* [Excerpted data]
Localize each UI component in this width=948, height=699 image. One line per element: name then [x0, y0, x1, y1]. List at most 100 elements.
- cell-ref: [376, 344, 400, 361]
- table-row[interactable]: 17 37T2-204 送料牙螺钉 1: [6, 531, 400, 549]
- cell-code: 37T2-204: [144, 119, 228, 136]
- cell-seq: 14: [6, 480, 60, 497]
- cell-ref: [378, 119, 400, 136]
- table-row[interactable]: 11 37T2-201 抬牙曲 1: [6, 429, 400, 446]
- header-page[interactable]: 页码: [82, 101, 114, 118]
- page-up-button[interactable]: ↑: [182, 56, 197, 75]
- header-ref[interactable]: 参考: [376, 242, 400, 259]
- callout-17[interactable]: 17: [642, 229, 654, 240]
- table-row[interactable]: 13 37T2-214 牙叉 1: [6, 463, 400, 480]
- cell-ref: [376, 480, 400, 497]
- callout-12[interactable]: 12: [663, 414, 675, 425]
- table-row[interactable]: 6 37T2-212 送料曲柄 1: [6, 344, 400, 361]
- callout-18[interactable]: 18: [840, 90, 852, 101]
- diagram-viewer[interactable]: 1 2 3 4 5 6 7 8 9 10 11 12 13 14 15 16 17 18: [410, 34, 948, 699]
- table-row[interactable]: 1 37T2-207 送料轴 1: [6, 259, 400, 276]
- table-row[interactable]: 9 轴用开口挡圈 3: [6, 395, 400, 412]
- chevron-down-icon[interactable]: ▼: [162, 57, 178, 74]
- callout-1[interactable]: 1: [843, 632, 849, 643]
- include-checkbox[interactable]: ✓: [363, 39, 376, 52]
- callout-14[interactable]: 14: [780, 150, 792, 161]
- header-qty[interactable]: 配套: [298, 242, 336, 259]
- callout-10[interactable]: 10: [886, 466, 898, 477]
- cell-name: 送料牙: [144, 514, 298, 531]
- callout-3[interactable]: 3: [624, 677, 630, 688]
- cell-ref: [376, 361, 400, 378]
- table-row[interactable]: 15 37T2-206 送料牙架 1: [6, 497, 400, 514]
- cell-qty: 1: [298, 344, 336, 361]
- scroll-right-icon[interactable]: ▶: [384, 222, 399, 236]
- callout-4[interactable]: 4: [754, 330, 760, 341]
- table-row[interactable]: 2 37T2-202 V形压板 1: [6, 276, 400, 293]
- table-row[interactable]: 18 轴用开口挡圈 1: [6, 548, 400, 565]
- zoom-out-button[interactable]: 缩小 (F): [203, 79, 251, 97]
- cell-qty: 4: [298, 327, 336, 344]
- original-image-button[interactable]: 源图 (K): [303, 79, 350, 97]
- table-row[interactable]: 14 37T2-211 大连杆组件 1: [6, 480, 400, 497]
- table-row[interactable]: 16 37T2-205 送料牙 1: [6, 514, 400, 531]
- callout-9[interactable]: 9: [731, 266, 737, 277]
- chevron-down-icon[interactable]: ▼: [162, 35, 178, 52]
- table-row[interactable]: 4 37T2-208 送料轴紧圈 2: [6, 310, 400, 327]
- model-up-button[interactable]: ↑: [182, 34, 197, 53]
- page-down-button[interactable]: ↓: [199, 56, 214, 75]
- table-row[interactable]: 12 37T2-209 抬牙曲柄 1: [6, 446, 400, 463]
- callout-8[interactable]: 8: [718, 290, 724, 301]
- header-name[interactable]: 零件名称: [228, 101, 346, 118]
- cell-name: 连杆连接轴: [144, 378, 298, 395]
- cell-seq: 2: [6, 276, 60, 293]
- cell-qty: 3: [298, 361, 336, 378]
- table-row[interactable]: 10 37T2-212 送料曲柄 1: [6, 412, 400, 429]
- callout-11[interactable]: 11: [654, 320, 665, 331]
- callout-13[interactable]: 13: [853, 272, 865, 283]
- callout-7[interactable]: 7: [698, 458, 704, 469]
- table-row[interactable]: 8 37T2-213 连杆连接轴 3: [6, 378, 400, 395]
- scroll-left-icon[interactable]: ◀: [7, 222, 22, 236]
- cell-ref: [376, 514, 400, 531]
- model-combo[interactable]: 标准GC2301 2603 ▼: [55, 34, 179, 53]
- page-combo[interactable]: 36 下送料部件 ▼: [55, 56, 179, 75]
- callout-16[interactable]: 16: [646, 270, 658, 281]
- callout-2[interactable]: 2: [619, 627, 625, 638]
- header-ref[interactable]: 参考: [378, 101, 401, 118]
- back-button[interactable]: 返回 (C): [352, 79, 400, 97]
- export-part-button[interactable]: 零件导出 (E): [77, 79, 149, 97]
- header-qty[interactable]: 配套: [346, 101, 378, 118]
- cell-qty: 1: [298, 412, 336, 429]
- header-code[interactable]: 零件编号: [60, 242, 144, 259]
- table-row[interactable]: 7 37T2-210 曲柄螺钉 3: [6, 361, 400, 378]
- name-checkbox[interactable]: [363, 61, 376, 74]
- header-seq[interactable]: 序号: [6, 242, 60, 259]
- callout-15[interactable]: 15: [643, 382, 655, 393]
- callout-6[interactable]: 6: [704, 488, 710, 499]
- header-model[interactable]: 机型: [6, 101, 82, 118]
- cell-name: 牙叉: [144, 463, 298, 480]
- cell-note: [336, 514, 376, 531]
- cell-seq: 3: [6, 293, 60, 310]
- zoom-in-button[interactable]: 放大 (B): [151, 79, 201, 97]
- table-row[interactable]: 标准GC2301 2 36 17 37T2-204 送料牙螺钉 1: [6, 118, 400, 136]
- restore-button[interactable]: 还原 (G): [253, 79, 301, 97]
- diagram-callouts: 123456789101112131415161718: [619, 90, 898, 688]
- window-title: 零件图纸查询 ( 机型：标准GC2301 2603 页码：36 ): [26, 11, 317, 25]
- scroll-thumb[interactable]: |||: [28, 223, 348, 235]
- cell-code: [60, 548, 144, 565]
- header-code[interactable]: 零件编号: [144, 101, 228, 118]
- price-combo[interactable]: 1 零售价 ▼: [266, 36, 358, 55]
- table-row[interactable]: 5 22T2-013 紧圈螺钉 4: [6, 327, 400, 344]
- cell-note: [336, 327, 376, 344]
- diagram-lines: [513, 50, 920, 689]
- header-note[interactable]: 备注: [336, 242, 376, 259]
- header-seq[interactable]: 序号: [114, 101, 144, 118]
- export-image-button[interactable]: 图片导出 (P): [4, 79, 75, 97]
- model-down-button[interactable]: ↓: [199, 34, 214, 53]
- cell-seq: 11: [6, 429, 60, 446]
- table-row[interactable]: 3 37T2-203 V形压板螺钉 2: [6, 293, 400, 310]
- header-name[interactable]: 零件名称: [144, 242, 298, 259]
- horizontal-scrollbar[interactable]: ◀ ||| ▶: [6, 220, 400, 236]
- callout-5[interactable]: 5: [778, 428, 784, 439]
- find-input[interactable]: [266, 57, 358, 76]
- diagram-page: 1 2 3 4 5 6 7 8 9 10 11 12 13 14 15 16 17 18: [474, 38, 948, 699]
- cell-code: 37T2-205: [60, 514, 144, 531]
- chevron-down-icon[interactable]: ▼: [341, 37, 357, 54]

* [Task goal] Quote the records verbatim from their first line through the line containing "- callout-17[interactable]: 17: [642, 229, 654, 240]", both ends included.

* [Solution below]
Localize each UI component in this width=948, height=699 image. One line per element: name then [x0, y0, x1, y1]. List at most 100 elements.
- cell-ref: [376, 344, 400, 361]
- table-row[interactable]: 17 37T2-204 送料牙螺钉 1: [6, 531, 400, 549]
- cell-code: 37T2-204: [144, 119, 228, 136]
- cell-seq: 14: [6, 480, 60, 497]
- cell-ref: [378, 119, 400, 136]
- table-row[interactable]: 11 37T2-201 抬牙曲 1: [6, 429, 400, 446]
- header-page[interactable]: 页码: [82, 101, 114, 118]
- page-up-button[interactable]: ↑: [182, 56, 197, 75]
- header-ref[interactable]: 参考: [376, 242, 400, 259]
- callout-17[interactable]: 17: [642, 229, 654, 240]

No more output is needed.